• **Problem to solve**
Every record that follows should be printed verbatim.

• **Exercise material**
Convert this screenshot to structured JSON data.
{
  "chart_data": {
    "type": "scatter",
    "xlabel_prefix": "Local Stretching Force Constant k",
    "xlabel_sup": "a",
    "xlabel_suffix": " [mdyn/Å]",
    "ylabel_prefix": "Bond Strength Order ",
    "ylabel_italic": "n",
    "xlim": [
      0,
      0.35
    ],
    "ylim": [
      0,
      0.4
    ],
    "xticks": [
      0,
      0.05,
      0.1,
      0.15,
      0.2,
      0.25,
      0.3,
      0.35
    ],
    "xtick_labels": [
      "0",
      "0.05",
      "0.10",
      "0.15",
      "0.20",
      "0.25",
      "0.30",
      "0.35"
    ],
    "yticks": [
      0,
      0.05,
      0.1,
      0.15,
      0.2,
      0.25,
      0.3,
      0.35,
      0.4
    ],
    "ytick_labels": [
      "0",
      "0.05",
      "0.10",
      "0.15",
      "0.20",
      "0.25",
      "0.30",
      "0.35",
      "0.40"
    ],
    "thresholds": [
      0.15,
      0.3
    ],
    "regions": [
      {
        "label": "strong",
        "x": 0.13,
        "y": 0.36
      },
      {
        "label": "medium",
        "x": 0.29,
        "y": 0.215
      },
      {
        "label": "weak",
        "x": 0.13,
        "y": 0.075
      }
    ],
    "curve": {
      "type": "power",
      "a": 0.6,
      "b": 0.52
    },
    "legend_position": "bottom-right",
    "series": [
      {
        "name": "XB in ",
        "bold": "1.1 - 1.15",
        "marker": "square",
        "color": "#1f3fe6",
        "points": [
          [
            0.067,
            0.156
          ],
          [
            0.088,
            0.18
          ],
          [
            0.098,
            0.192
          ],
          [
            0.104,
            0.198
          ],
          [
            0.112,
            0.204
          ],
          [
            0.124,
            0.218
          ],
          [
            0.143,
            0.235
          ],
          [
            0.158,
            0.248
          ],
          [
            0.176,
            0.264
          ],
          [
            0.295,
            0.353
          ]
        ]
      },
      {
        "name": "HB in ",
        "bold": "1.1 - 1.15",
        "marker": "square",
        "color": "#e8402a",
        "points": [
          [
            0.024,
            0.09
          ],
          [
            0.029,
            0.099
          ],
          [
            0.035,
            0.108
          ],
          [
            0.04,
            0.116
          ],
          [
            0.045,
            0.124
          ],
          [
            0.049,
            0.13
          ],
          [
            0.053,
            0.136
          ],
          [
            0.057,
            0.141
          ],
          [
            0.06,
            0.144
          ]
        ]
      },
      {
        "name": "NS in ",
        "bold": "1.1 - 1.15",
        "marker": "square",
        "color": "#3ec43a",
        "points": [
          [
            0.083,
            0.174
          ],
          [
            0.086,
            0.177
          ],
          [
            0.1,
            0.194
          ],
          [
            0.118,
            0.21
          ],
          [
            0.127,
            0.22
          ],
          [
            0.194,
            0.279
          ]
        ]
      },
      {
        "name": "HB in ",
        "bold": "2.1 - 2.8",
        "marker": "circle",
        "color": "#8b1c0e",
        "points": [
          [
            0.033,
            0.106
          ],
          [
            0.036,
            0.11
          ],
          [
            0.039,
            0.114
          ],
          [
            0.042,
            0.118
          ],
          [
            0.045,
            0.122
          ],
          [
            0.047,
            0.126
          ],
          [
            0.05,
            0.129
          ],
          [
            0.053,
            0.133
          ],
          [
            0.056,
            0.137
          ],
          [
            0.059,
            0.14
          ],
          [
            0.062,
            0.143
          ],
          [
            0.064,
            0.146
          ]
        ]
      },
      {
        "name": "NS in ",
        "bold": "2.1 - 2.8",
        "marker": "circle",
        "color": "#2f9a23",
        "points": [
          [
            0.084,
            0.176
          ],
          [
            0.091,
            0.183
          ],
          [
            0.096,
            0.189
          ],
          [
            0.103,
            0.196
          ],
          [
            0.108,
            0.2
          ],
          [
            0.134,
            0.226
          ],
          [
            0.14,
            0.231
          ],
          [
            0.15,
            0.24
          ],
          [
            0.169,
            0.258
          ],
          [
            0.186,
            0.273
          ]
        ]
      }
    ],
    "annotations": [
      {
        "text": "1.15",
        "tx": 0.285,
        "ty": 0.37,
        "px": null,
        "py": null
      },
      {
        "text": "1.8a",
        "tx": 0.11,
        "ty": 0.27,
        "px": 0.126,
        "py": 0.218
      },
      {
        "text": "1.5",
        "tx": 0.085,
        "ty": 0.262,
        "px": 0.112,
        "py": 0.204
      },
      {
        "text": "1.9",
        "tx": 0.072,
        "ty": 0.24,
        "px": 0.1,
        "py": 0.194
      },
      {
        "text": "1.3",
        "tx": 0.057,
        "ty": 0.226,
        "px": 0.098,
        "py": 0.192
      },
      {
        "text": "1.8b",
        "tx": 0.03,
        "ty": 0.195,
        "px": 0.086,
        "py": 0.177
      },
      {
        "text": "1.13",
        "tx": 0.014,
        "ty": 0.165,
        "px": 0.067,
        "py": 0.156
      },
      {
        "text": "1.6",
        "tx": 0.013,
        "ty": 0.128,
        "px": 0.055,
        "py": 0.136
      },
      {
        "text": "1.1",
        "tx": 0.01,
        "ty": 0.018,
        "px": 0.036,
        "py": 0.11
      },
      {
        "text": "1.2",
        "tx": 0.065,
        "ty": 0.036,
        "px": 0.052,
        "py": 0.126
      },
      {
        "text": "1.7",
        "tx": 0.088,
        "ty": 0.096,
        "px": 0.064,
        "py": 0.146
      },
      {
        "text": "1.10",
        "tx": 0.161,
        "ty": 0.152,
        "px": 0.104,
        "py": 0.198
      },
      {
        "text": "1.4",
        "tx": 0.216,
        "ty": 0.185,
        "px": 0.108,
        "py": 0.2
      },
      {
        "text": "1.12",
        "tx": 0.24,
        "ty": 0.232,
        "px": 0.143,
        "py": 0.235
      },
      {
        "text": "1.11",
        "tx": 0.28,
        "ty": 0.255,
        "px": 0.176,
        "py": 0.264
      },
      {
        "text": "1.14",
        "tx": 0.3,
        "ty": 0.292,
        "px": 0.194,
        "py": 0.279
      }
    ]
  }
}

• **Exercise solution**
Convert this screenshot to structured JSON data.
{
  "chart_data": {
    "type": "scatter",
    "xlabel_prefix": "Local Stretching Force Constant k",
    "xlabel_sup": "a",
    "xlabel_suffix": " [mdyn/Å]",
    "ylabel_prefix": "Bond Strength Order ",
    "ylabel_italic": "n",
    "xlim": [
      0,
      0.35
    ],
    "ylim": [
      0,
      0.4
    ],
    "xticks": [
      0,
      0.05,
      0.1,
      0.15,
      0.2,
      0.25,
      0.3,
      0.35
    ],
    "xtick_labels": [
      "0",
      "0.05",
      "0.10",
      "0.15",
      "0.20",
      "0.25",
      "0.30",
      "0.35"
    ],
    "yticks": [
      0,
      0.05,
      0.1,
      0.15,
      0.2,
      0.25,
      0.3,
      0.35,
      0.4
    ],
    "ytick_labels": [
      "0",
      "0.05",
      "0.10",
      "0.15",
      "0.20",
      "0.25",
      "0.30",
      "0.35",
      "0.40"
    ],
    "thresholds": [
      0.15,
      0.3
    ],
    "regions": [
      {
        "label": "strong",
        "x": 0.13,
        "y": 0.36
      },
      {
        "label": "medium",
        "x": 0.29,
        "y": 0.215
      },
      {
        "label": "weak",
        "x": 0.13,
        "y": 0.075
      }
    ],
    "curve": {
      "type": "power",
      "a": 0.6,
      "b": 0.52
    },
    "legend_position": "bottom-right",
    "series": [
      {
        "name": "XB in ",
        "bold": "1.1 - 1.15",
        "marker": "square",
        "color": "#1f3fe6",
        "points": [
          [
            0.067,
            0.156
          ],
          [
            0.088,
            0.18
          ],
          [
            0.098,
            0.192
          ],
          [
            0.104,
            0.198
          ],
          [
            0.112,
            0.204
          ],
          [
            0.124,
            0.218
          ],
          [
            0.143,
            0.235
          ],
          [
            0.158,
            0.248
          ],
          [
            0.176,
            0.264
          ],
          [
            0.295,
            0.353
          ]
        ]
      },
      {
        "name": "HB in ",
        "bold": "1.1 - 1.15",
        "marker": "square",
        "color": "#e8402a",
        "points": [
          [
            0.024,
            0.09
          ],
          [
            0.029,
            0.099
          ],
          [
            0.035,
            0.108
          ],
          [
            0.04,
            0.116
          ],
          [
            0.045,
            0.124
          ],
          [
            0.049,
            0.13
          ],
          [
            0.053,
            0.136
          ],
          [
            0.057,
            0.141
          ],
          [
            0.06,
            0.144
          ]
        ]
      },
      {
        "name": "NS in ",
        "bold": "1.1 - 1.15",
        "marker": "square",
        "color": "#3ec43a",
        "points": [
          [
            0.083,
            0.174
          ],
          [
            0.086,
            0.177
          ],
          [
            0.1,
            0.194
          ],
          [
            0.118,
            0.21
          ],
          [
            0.127,
            0.22
          ],
          [
            0.194,
            0.279
          ]
        ]
      },
      {
        "name": "HB in ",
        "bold": "2.1 - 2.8",
        "marker": "circle",
        "color": "#8b1c0e",
        "points": [
          [
            0.033,
            0.106
          ],
          [
            0.036,
            0.11
          ],
          [
            0.039,
            0.114
          ],
          [
            0.042,
            0.118
          ],
          [
            0.045,
            0.122
          ],
          [
            0.047,
            0.126
          ],
          [
            0.05,
            0.129
          ],
          [
            0.053,
            0.133
          ],
          [
            0.056,
            0.137
          ],
          [
            0.059,
            0.14
          ],
          [
            0.062,
            0.143
          ],
          [
            0.064,
            0.146
          ]
        ]
      },
      {
        "name": "NS in ",
        "bold": "2.1 - 2.8",
        "marker": "circle",
        "color": "#2f9a23",
        "points": [
          [
            0.084,
            0.176
          ],
          [
            0.091,
            0.183
          ],
          [
            0.096,
            0.189
          ],
          [
            0.103,
            0.196
          ],
          [
            0.108,
            0.2
          ],
          [
            0.134,
            0.226
          ],
          [
            0.14,
            0.231
          ],
          [
            0.15,
            0.24
          ],
          [
            0.169,
            0.258
          ],
          [
            0.186,
            0.273
          ]
        ]
      }
    ],
    "annotations": [
      {
        "text": "1.15",
        "tx": 0.285,
        "ty": 0.37,
        "px": null,
        "py": null
      },
      {
        "text": "1.8a",
        "tx": 0.11,
        "ty": 0.27,
        "px": 0.126,
        "py": 0.218
      },
      {
        "text": "1.5",
        "tx": 0.085,
        "ty": 0.262,
        "px": 0.112,
        "py": 0.204
      },
      {
        "text": "1.9",
        "tx": 0.072,
        "ty": 0.24,
        "px": 0.1,
        "py": 0.194
      },
      {
        "text": "1.3",
        "tx": 0.057,
        "ty": 0.226,
        "px": 0.098,
        "py": 0.192
      },
      {
        "text": "1.8b",
        "tx": 0.03,
        "ty": 0.195,
        "px": 0.086,
        "py": 0.177
      },
      {
        "text": "1.13",
        "tx": 0.014,
        "ty": 0.165,
        "px": 0.067,
        "py": 0.156
      },
      {
        "text": "1.6",
        "tx": 0.013,
        "ty": 0.128,
        "px": 0.055,
        "py": 0.136
      },
      {
        "text": "1.1",
        "tx": 0.01,
        "ty": 0.018,
        "px": 0.036,
        "py": 0.11
      },
      {
        "text": "1.2",
        "tx": 0.065,
        "ty": 0.036,
        "px": 0.052,
        "py": 0.126
      },
      {
        "text": "1.7",
        "tx": 0.088,
        "ty": 0.096,
        "px": 0.064,
        "py": 0.146
      },
      {
        "text": "1.10",
        "tx": 0.161,
        "ty": 0.152,
        "px": 0.104,
        "py": 0.198
      },
      {
        "text": "1.4",
        "tx": 0.216,
        "ty": 0.185,
        "px": 0.108,
        "py": 0.2
      },
      {
        "text": "1.12",
        "tx": 0.24,
        "ty": 0.232,
        "px": 0.143,
        "py": 0.235
      },
      {
        "text": "1.11",
        "tx": 0.28,
        "ty": 0.255,
        "px": 0.176,
        "py": 0.264
      },
      {
        "text": "1.14",
        "tx": 0.3,
        "ty": 0.292,
        "px": 0.194,
        "py": 0.279
      }
    ]
  }
}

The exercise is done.